» **To do**:
1 > Using the researcher bio, what are the answers to these?
(a) Which university granted the M.S. in computer science, and in what year?
(b) At DeepMind in the summer of 2019, who was the work with?
(c) What three areas does the thesis research span in program reasoning?
2 > Could you carry on the researcher bio after its final sentence?

» **Selected excerpt**:
******************************
I am a final year Ph.D. student in the Programming Language Group at Penn, advised by Prof. Mayur Naik. I received my M.S. in computer science from Vanderbilt University in 2014, before which I obtained my B.E. (with Honors) from Nankai Unversity in 2011. I spent the summer of 2019 as a research scientist intern at DeepMind working with Pushmeet Kohli in the Deep Learning team.
My research interests span programming languages, software engineering, security, and artificial intelligence.
My thesis research focuses on developing deep learning and reinforcement learning techniques for challenging problems in program reasoning that span verification, synthesis, and testing.
I am also interested in using numerical, statistical, and probabilistic methods to analyze and synthesize programs.
I enjoy building usable artifacts that validate my research ideas. All tools and datasets I have developed are open-source and available here.
My research to date has focused on improving software quality by advancing the state-of-the-art in static analysis, verification, synthesis, and testing using AI-based techniques ranging from symbolic reasoning, constraint solving, statistical, and probabilistic models, to recent approaches for deep learning and reinforcement learning. At the same time, these program reasoning challenges serve as a rich resource of inspirations for me to advance AI techniques, e.g. scalable inference, logical rule learnging, representation learning, and reinforcement learning with extremely sparse rewards.
******************************
» **Information supplied**:

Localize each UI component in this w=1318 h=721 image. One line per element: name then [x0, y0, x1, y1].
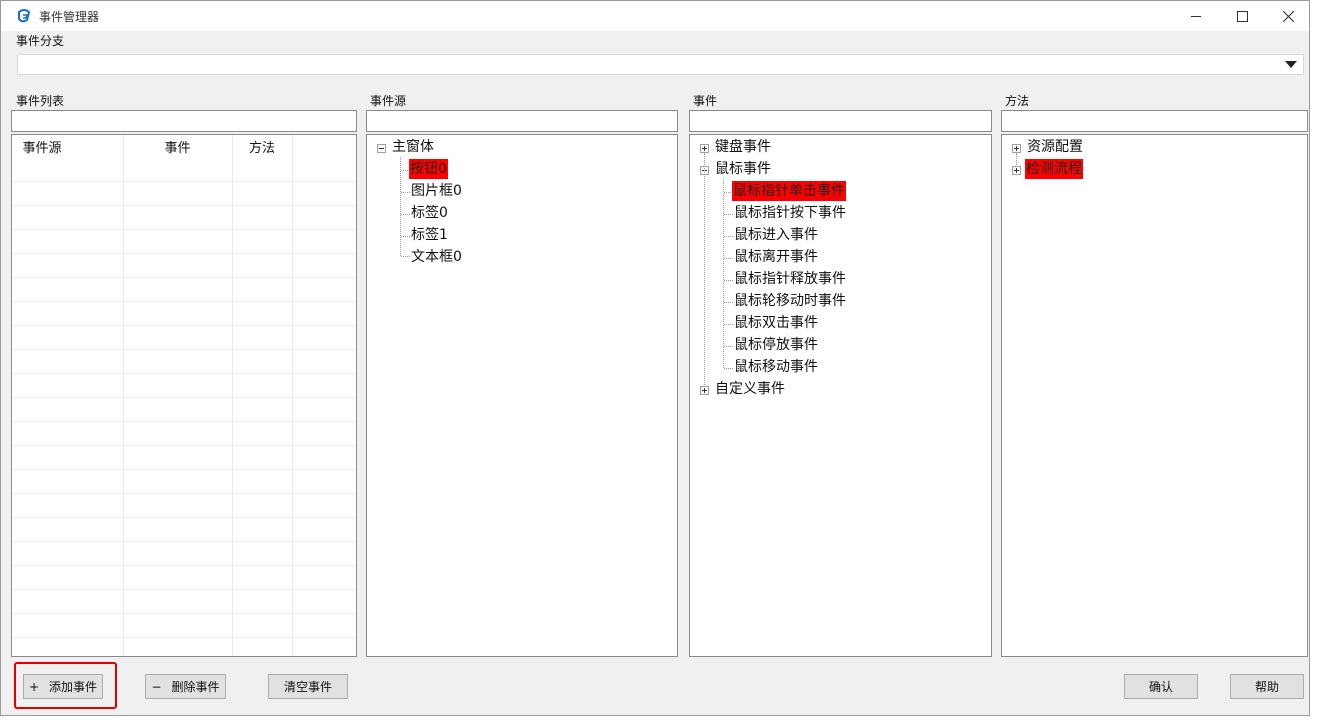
******************************
» **Task-by-task outputs**:
1 >
(a) Vanderbilt University, in 2014.
(b) Pushmeet Kohli, in the Deep Learning team.
(c) Verification, synthesis, and testing.

2 >
Real-world programs are large and complex, which involves many third party libraries that may lack specification or even source code, and new features or patches are being introduced regularly. Plus well-known limitations such as undecidability, static analysis tools are forced to make approximations, which in turn result in large numbers of false alarms. My research combines statistical and logical methods to address these complexities and uncertainties.
Automatically learning API specifications from "big code". [USENIX Security'16]
This work uses statistical methods to infer API specifications from complex software systems like Linux kenerl, OpenSSL library, PHP and Python. The resulting open-source prototype APISan has found 76 previously unknown API misuse bugs in these systems. APISan does not need access to API's source code or binary; instead, it observes how and in which context APIs are used.
Improving analysis accuracy by learning from user feedback.
A sound static analysis produces false alarms that are unavoidable by the analysis designer. The analysis user, who usually implements the code, has much more information than the analysis designer. Incorporating feedback from the users opens up a new dimension to improve the analysis. However, user can occasionally make mistakes. The insight is to reduce rule-based static analysis into probabilistic models, such as Markov logic network and Bayesian network, so that even noisy feedback can improve analysis accuracy significantly.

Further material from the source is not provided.